═══ Items

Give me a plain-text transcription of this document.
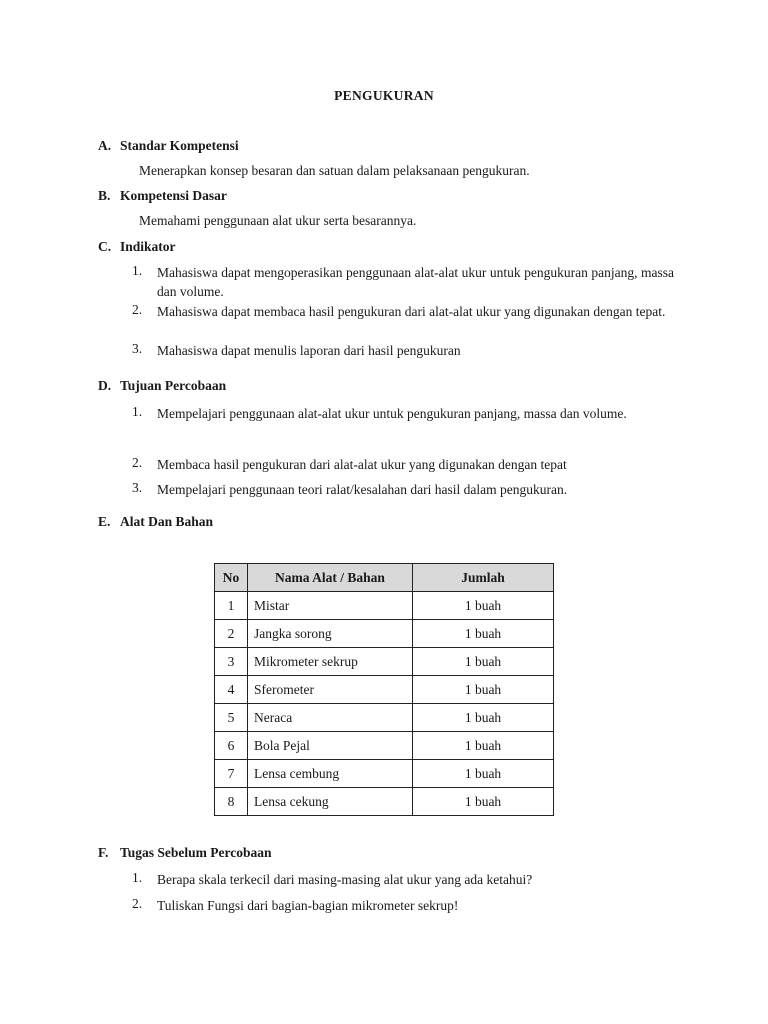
PENGUKURAN
A. Standar Kompetensi
Menerapkan konsep besaran dan satuan dalam pelaksanaan pengukuran.
B. Kompetensi Dasar
Memahami penggunaan alat ukur serta besarannya.
C. Indikator
1. Mahasiswa dapat mengoperasikan penggunaan alat-alat ukur untuk pengukuran panjang, massa dan volume.
2. Mahasiswa dapat membaca hasil pengukuran dari alat-alat ukur yang digunakan dengan tepat.
3. Mahasiswa dapat menulis laporan dari hasil pengukuran
D. Tujuan Percobaan
1. Mempelajari penggunaan alat-alat ukur untuk pengukuran panjang, massa dan volume.
2. Membaca hasil pengukuran dari alat-alat ukur yang digunakan dengan tepat
3. Mempelajari penggunaan teori ralat/kesalahan dari hasil dalam pengukuran.
E. Alat Dan Bahan
No	Nama Alat / Bahan	Jumlah
1	Mistar	1 buah
2	Jangka sorong	1 buah
3	Mikrometer sekrup	1 buah
4	Sferometer	1 buah
5	Neraca	1 buah
6	Bola Pejal	1 buah
7	Lensa cembung	1 buah
8	Lensa cekung	1 buah
F. Tugas Sebelum Percobaan
1. Berapa skala terkecil dari masing-masing alat ukur yang ada ketahui?
2. Tuliskan Fungsi dari bagian-bagian mikrometer sekrup!
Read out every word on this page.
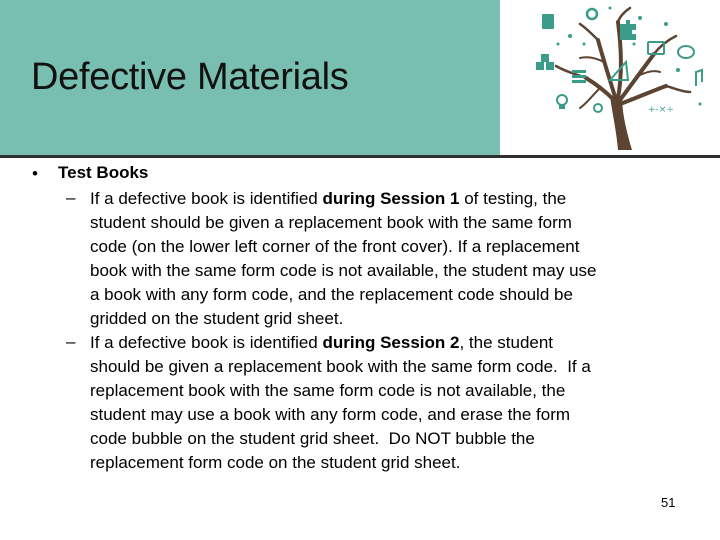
Defective Materials
+-×÷
• Test Books
– If a defective book is identified during Session 1 of testing, the
student should be given a replacement book with the same form
code (on the lower left corner of the front cover). If a replacement
book with the same form code is not available, the student may use
a book with any form code, and the replacement code should be
gridded on the student grid sheet.
– If a defective book is identified during Session 2, the student
should be given a replacement book with the same form code.  If a
replacement book with the same form code is not available, the
student may use a book with any form code, and erase the form
code bubble on the student grid sheet.  Do NOT bubble the
replacement form code on the student grid sheet.
51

══════

Exercise requirements:
All of the data above should be transcribed verbatim, with pictures omitted.

Final answer:
Give me a plain-text transcription of this document.
PENGUKURAN
A. Standar Kompetensi
Menerapkan konsep besaran dan satuan dalam pelaksanaan pengukuran.
B. Kompetensi Dasar
Memahami penggunaan alat ukur serta besarannya.
C. Indikator
1. Mahasiswa dapat mengoperasikan penggunaan alat-alat ukur untuk pengukuran panjang, massa dan volume.
2. Mahasiswa dapat membaca hasil pengukuran dari alat-alat ukur yang digunakan dengan tepat.
3. Mahasiswa dapat menulis laporan dari hasil pengukuran
D. Tujuan Percobaan
1. Mempelajari penggunaan alat-alat ukur untuk pengukuran panjang, massa dan volume.
2. Membaca hasil pengukuran dari alat-alat ukur yang digunakan dengan tepat
3. Mempelajari penggunaan teori ralat/kesalahan dari hasil dalam pengukuran.
E. Alat Dan Bahan
No	Nama Alat / Bahan	Jumlah
1	Mistar	1 buah
2	Jangka sorong	1 buah
3	Mikrometer sekrup	1 buah
4	Sferometer	1 buah
5	Neraca	1 buah
6	Bola Pejal	1 buah
7	Lensa cembung	1 buah
8	Lensa cekung	1 buah
F. Tugas Sebelum Percobaan
1. Berapa skala terkecil dari masing-masing alat ukur yang ada ketahui?
2. Tuliskan Fungsi dari bagian-bagian mikrometer sekrup!
Read out every word on this page.
Defective Materials
+-×÷
• Test Books
– If a defective book is identified during Session 1 of testing, the
student should be given a replacement book with the same form
code (on the lower left corner of the front cover). If a replacement
book with the same form code is not available, the student may use
a book with any form code, and the replacement code should be
gridded on the student grid sheet.
– If a defective book is identified during Session 2, the student
should be given a replacement book with the same form code.  If a
replacement book with the same form code is not available, the
student may use a book with any form code, and erase the form
code bubble on the student grid sheet.  Do NOT bubble the
replacement form code on the student grid sheet.
51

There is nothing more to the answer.